→ Written problem:
Copy the records that follow exactly as written, but not their pictures.

→ Dataset records:
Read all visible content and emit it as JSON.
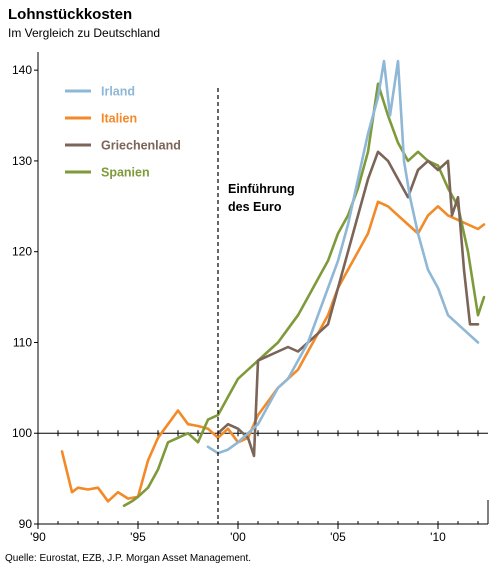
{
  "chart_data": {
    "type": "line",
    "title": "Lohnstückkosten",
    "subtitle": "Im Vergleich zu Deutschland",
    "source": "Quelle: Eurostat, EZB, J.P. Morgan Asset Management.",
    "xlim": [
      1990,
      2012.5
    ],
    "ylim": [
      90,
      142
    ],
    "xticks": [
      {
        "value": 1990,
        "label": "'90"
      },
      {
        "value": 1995,
        "label": "'95"
      },
      {
        "value": 2000,
        "label": "'00"
      },
      {
        "value": 2005,
        "label": "'05"
      },
      {
        "value": 2010,
        "label": "'10"
      }
    ],
    "yticks": [
      90,
      100,
      110,
      120,
      130,
      140
    ],
    "reference_line": 100,
    "annotation": {
      "lines": [
        "Einführung",
        "des Euro"
      ],
      "x": 1999
    }
  },
  "legend": [
    {
      "key": "irland",
      "label": "Irland"
    },
    {
      "key": "italien",
      "label": "Italien"
    },
    {
      "key": "griechenland",
      "label": "Griechenland"
    },
    {
      "key": "spanien",
      "label": "Spanien"
    }
  ],
  "colors": {
    "irland": "#8fb7d6",
    "italien": "#f28a28",
    "griechenland": "#7b6458",
    "spanien": "#7f9a3a"
  },
  "series_data": {
    "irland": [
      [
        1998.5,
        98.5
      ],
      [
        1999,
        97.8
      ],
      [
        1999.5,
        98.2
      ],
      [
        2000,
        99
      ],
      [
        2000.5,
        100
      ],
      [
        2001,
        101
      ],
      [
        2001.5,
        103
      ],
      [
        2002,
        105
      ],
      [
        2002.5,
        106
      ],
      [
        2003,
        108
      ],
      [
        2003.5,
        110
      ],
      [
        2004,
        113
      ],
      [
        2004.5,
        116
      ],
      [
        2005,
        119
      ],
      [
        2005.5,
        123
      ],
      [
        2006,
        128
      ],
      [
        2006.5,
        133
      ],
      [
        2007,
        137
      ],
      [
        2007.3,
        141
      ],
      [
        2007.6,
        135
      ],
      [
        2008,
        141
      ],
      [
        2008.3,
        130
      ],
      [
        2008.6,
        126
      ],
      [
        2009,
        122
      ],
      [
        2009.5,
        118
      ],
      [
        2010,
        116
      ],
      [
        2010.5,
        113
      ],
      [
        2011,
        112
      ],
      [
        2011.5,
        111
      ],
      [
        2012,
        110
      ]
    ],
    "italien": [
      [
        1991.2,
        98
      ],
      [
        1991.7,
        93.5
      ],
      [
        1992,
        94
      ],
      [
        1992.5,
        93.8
      ],
      [
        1993,
        94
      ],
      [
        1993.5,
        92.5
      ],
      [
        1994,
        93.5
      ],
      [
        1994.5,
        92.8
      ],
      [
        1995,
        93
      ],
      [
        1995.5,
        97
      ],
      [
        1996,
        99.5
      ],
      [
        1996.5,
        101
      ],
      [
        1997,
        102.5
      ],
      [
        1997.5,
        101
      ],
      [
        1998,
        100.8
      ],
      [
        1998.5,
        100.5
      ],
      [
        1999,
        99.5
      ],
      [
        1999.5,
        100.5
      ],
      [
        2000,
        99
      ],
      [
        2000.5,
        99.5
      ],
      [
        2001,
        102
      ],
      [
        2001.5,
        103.5
      ],
      [
        2002,
        105
      ],
      [
        2002.5,
        106
      ],
      [
        2003,
        107
      ],
      [
        2003.5,
        109
      ],
      [
        2004,
        111
      ],
      [
        2004.5,
        113
      ],
      [
        2005,
        116
      ],
      [
        2005.5,
        118
      ],
      [
        2006,
        120
      ],
      [
        2006.5,
        122
      ],
      [
        2007,
        125.5
      ],
      [
        2007.5,
        125
      ],
      [
        2008,
        124
      ],
      [
        2008.5,
        123
      ],
      [
        2009,
        122
      ],
      [
        2009.5,
        124
      ],
      [
        2010,
        125
      ],
      [
        2010.5,
        124
      ],
      [
        2011,
        123.5
      ],
      [
        2011.5,
        123
      ],
      [
        2012,
        122.5
      ],
      [
        2012.3,
        123
      ]
    ],
    "griechenland": [
      [
        1999,
        100
      ],
      [
        1999.5,
        101
      ],
      [
        2000,
        100.5
      ],
      [
        2000.5,
        99.5
      ],
      [
        2000.8,
        97.5
      ],
      [
        2001,
        108
      ],
      [
        2001.5,
        108.5
      ],
      [
        2002,
        109
      ],
      [
        2002.5,
        109.5
      ],
      [
        2003,
        109
      ],
      [
        2003.5,
        110
      ],
      [
        2004,
        111
      ],
      [
        2004.5,
        112
      ],
      [
        2005,
        116
      ],
      [
        2005.5,
        120
      ],
      [
        2006,
        124
      ],
      [
        2006.5,
        128
      ],
      [
        2007,
        131
      ],
      [
        2007.5,
        130
      ],
      [
        2008,
        128
      ],
      [
        2008.5,
        126
      ],
      [
        2009,
        129
      ],
      [
        2009.5,
        130
      ],
      [
        2010,
        129
      ],
      [
        2010.5,
        130
      ],
      [
        2010.7,
        124
      ],
      [
        2011,
        126
      ],
      [
        2011.3,
        118
      ],
      [
        2011.6,
        112
      ],
      [
        2012,
        112
      ]
    ],
    "spanien": [
      [
        1994.3,
        92
      ],
      [
        1994.7,
        92.5
      ],
      [
        1995,
        93
      ],
      [
        1995.5,
        94
      ],
      [
        1996,
        96
      ],
      [
        1996.5,
        99
      ],
      [
        1997,
        99.5
      ],
      [
        1997.5,
        100
      ],
      [
        1998,
        99
      ],
      [
        1998.5,
        101.5
      ],
      [
        1999,
        102
      ],
      [
        1999.5,
        104
      ],
      [
        2000,
        106
      ],
      [
        2000.5,
        107
      ],
      [
        2001,
        108
      ],
      [
        2001.5,
        109
      ],
      [
        2002,
        110
      ],
      [
        2002.5,
        111.5
      ],
      [
        2003,
        113
      ],
      [
        2003.5,
        115
      ],
      [
        2004,
        117
      ],
      [
        2004.5,
        119
      ],
      [
        2005,
        122
      ],
      [
        2005.5,
        124
      ],
      [
        2006,
        127
      ],
      [
        2006.5,
        131
      ],
      [
        2007,
        138.5
      ],
      [
        2007.5,
        135
      ],
      [
        2008,
        132
      ],
      [
        2008.5,
        130
      ],
      [
        2009,
        131
      ],
      [
        2009.5,
        130
      ],
      [
        2010,
        129.5
      ],
      [
        2010.5,
        127
      ],
      [
        2011,
        125
      ],
      [
        2011.5,
        120
      ],
      [
        2012,
        113
      ],
      [
        2012.3,
        115
      ]
    ]
  }
}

→ Result:
Read all visible content and emit it as JSON.
{
  "chart_data": {
    "type": "line",
    "title": "Lohnstückkosten",
    "subtitle": "Im Vergleich zu Deutschland",
    "source": "Quelle: Eurostat, EZB, J.P. Morgan Asset Management.",
    "xlim": [
      1990,
      2012.5
    ],
    "ylim": [
      90,
      142
    ],
    "xticks": [
      {
        "value": 1990,
        "label": "'90"
      },
      {
        "value": 1995,
        "label": "'95"
      },
      {
        "value": 2000,
        "label": "'00"
      },
      {
        "value": 2005,
        "label": "'05"
      },
      {
        "value": 2010,
        "label": "'10"
      }
    ],
    "yticks": [
      90,
      100,
      110,
      120,
      130,
      140
    ],
    "reference_line": 100,
    "annotation": {
      "lines": [
        "Einführung",
        "des Euro"
      ],
      "x": 1999
    }
  },
  "legend": [
    {
      "key": "irland",
      "label": "Irland"
    },
    {
      "key": "italien",
      "label": "Italien"
    },
    {
      "key": "griechenland",
      "label": "Griechenland"
    },
    {
      "key": "spanien",
      "label": "Spanien"
    }
  ],
  "colors": {
    "irland": "#8fb7d6",
    "italien": "#f28a28",
    "griechenland": "#7b6458",
    "spanien": "#7f9a3a"
  },
  "series_data": {
    "irland": [
      [
        1998.5,
        98.5
      ],
      [
        1999,
        97.8
      ],
      [
        1999.5,
        98.2
      ],
      [
        2000,
        99
      ],
      [
        2000.5,
        100
      ],
      [
        2001,
        101
      ],
      [
        2001.5,
        103
      ],
      [
        2002,
        105
      ],
      [
        2002.5,
        106
      ],
      [
        2003,
        108
      ],
      [
        2003.5,
        110
      ],
      [
        2004,
        113
      ],
      [
        2004.5,
        116
      ],
      [
        2005,
        119
      ],
      [
        2005.5,
        123
      ],
      [
        2006,
        128
      ],
      [
        2006.5,
        133
      ],
      [
        2007,
        137
      ],
      [
        2007.3,
        141
      ],
      [
        2007.6,
        135
      ],
      [
        2008,
        141
      ],
      [
        2008.3,
        130
      ],
      [
        2008.6,
        126
      ],
      [
        2009,
        122
      ],
      [
        2009.5,
        118
      ],
      [
        2010,
        116
      ],
      [
        2010.5,
        113
      ],
      [
        2011,
        112
      ],
      [
        2011.5,
        111
      ],
      [
        2012,
        110
      ]
    ],
    "italien": [
      [
        1991.2,
        98
      ],
      [
        1991.7,
        93.5
      ],
      [
        1992,
        94
      ],
      [
        1992.5,
        93.8
      ],
      [
        1993,
        94
      ],
      [
        1993.5,
        92.5
      ],
      [
        1994,
        93.5
      ],
      [
        1994.5,
        92.8
      ],
      [
        1995,
        93
      ],
      [
        1995.5,
        97
      ],
      [
        1996,
        99.5
      ],
      [
        1996.5,
        101
      ],
      [
        1997,
        102.5
      ],
      [
        1997.5,
        101
      ],
      [
        1998,
        100.8
      ],
      [
        1998.5,
        100.5
      ],
      [
        1999,
        99.5
      ],
      [
        1999.5,
        100.5
      ],
      [
        2000,
        99
      ],
      [
        2000.5,
        99.5
      ],
      [
        2001,
        102
      ],
      [
        2001.5,
        103.5
      ],
      [
        2002,
        105
      ],
      [
        2002.5,
        106
      ],
      [
        2003,
        107
      ],
      [
        2003.5,
        109
      ],
      [
        2004,
        111
      ],
      [
        2004.5,
        113
      ],
      [
        2005,
        116
      ],
      [
        2005.5,
        118
      ],
      [
        2006,
        120
      ],
      [
        2006.5,
        122
      ],
      [
        2007,
        125.5
      ],
      [
        2007.5,
        125
      ],
      [
        2008,
        124
      ],
      [
        2008.5,
        123
      ],
      [
        2009,
        122
      ],
      [
        2009.5,
        124
      ],
      [
        2010,
        125
      ],
      [
        2010.5,
        124
      ],
      [
        2011,
        123.5
      ],
      [
        2011.5,
        123
      ],
      [
        2012,
        122.5
      ],
      [
        2012.3,
        123
      ]
    ],
    "griechenland": [
      [
        1999,
        100
      ],
      [
        1999.5,
        101
      ],
      [
        2000,
        100.5
      ],
      [
        2000.5,
        99.5
      ],
      [
        2000.8,
        97.5
      ],
      [
        2001,
        108
      ],
      [
        2001.5,
        108.5
      ],
      [
        2002,
        109
      ],
      [
        2002.5,
        109.5
      ],
      [
        2003,
        109
      ],
      [
        2003.5,
        110
      ],
      [
        2004,
        111
      ],
      [
        2004.5,
        112
      ],
      [
        2005,
        116
      ],
      [
        2005.5,
        120
      ],
      [
        2006,
        124
      ],
      [
        2006.5,
        128
      ],
      [
        2007,
        131
      ],
      [
        2007.5,
        130
      ],
      [
        2008,
        128
      ],
      [
        2008.5,
        126
      ],
      [
        2009,
        129
      ],
      [
        2009.5,
        130
      ],
      [
        2010,
        129
      ],
      [
        2010.5,
        130
      ],
      [
        2010.7,
        124
      ],
      [
        2011,
        126
      ],
      [
        2011.3,
        118
      ],
      [
        2011.6,
        112
      ],
      [
        2012,
        112
      ]
    ],
    "spanien": [
      [
        1994.3,
        92
      ],
      [
        1994.7,
        92.5
      ],
      [
        1995,
        93
      ],
      [
        1995.5,
        94
      ],
      [
        1996,
        96
      ],
      [
        1996.5,
        99
      ],
      [
        1997,
        99.5
      ],
      [
        1997.5,
        100
      ],
      [
        1998,
        99
      ],
      [
        1998.5,
        101.5
      ],
      [
        1999,
        102
      ],
      [
        1999.5,
        104
      ],
      [
        2000,
        106
      ],
      [
        2000.5,
        107
      ],
      [
        2001,
        108
      ],
      [
        2001.5,
        109
      ],
      [
        2002,
        110
      ],
      [
        2002.5,
        111.5
      ],
      [
        2003,
        113
      ],
      [
        2003.5,
        115
      ],
      [
        2004,
        117
      ],
      [
        2004.5,
        119
      ],
      [
        2005,
        122
      ],
      [
        2005.5,
        124
      ],
      [
        2006,
        127
      ],
      [
        2006.5,
        131
      ],
      [
        2007,
        138.5
      ],
      [
        2007.5,
        135
      ],
      [
        2008,
        132
      ],
      [
        2008.5,
        130
      ],
      [
        2009,
        131
      ],
      [
        2009.5,
        130
      ],
      [
        2010,
        129.5
      ],
      [
        2010.5,
        127
      ],
      [
        2011,
        125
      ],
      [
        2011.5,
        120
      ],
      [
        2012,
        113
      ],
      [
        2012.3,
        115
      ]
    ]
  }
}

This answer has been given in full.